> What you need to do
Return the lines where the word "page" occurs.

> Entries taken from a collection
-- begin --

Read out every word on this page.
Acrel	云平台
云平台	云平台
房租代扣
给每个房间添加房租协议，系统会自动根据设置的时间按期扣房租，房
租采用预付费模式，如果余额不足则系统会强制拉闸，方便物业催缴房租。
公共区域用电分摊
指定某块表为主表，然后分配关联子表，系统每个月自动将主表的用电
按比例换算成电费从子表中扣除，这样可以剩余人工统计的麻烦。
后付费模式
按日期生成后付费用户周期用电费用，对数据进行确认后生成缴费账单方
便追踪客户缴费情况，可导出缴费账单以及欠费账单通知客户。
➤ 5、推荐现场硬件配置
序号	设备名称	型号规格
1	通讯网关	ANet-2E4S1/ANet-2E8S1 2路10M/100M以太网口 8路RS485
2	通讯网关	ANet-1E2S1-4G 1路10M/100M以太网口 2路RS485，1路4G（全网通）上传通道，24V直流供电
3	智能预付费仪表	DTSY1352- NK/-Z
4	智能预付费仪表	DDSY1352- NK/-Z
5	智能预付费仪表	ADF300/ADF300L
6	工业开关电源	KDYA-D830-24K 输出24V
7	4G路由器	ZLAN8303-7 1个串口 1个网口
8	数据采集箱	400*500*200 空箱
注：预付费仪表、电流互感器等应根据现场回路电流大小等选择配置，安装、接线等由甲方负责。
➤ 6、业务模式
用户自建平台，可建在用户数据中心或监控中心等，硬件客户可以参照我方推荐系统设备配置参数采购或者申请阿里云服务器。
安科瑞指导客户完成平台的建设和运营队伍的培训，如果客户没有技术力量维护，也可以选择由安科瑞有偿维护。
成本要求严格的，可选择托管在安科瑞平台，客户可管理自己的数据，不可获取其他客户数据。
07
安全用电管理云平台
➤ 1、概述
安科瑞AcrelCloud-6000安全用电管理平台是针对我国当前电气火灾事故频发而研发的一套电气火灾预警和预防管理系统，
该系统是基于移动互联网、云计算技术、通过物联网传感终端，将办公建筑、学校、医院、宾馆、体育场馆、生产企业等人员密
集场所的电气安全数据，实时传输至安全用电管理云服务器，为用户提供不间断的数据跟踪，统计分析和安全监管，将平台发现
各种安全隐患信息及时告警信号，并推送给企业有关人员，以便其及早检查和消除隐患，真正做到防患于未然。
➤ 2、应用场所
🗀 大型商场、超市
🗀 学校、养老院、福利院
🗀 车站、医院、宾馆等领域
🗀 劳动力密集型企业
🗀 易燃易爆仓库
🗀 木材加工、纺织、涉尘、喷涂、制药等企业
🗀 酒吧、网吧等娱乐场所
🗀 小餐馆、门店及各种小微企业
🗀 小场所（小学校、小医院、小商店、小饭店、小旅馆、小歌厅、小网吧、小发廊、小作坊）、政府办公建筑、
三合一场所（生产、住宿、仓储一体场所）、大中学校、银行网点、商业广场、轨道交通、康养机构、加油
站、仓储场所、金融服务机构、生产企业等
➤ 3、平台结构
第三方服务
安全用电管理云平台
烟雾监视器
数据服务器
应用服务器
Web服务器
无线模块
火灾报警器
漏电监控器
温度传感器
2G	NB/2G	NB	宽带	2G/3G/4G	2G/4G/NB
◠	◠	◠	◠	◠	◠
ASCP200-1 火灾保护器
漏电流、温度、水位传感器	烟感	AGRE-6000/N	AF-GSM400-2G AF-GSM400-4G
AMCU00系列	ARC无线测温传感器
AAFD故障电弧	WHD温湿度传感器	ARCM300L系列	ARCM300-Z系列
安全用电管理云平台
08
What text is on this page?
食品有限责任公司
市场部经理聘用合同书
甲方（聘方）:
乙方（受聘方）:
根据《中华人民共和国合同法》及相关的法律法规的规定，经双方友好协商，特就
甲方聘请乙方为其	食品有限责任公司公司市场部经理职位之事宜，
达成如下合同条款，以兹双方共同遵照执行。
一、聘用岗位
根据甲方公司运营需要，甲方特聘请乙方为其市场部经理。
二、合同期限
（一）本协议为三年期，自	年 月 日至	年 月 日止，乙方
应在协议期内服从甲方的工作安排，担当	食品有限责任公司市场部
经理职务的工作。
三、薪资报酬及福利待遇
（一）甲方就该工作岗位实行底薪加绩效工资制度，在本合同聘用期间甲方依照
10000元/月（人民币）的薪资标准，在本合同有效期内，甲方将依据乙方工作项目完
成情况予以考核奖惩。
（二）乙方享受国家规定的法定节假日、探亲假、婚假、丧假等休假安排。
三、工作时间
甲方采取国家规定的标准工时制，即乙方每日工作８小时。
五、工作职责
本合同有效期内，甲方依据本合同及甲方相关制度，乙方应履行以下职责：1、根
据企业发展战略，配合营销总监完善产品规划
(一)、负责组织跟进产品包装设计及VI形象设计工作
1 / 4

-- end --

> Full response
Read out every word on this page.
What text is on this page?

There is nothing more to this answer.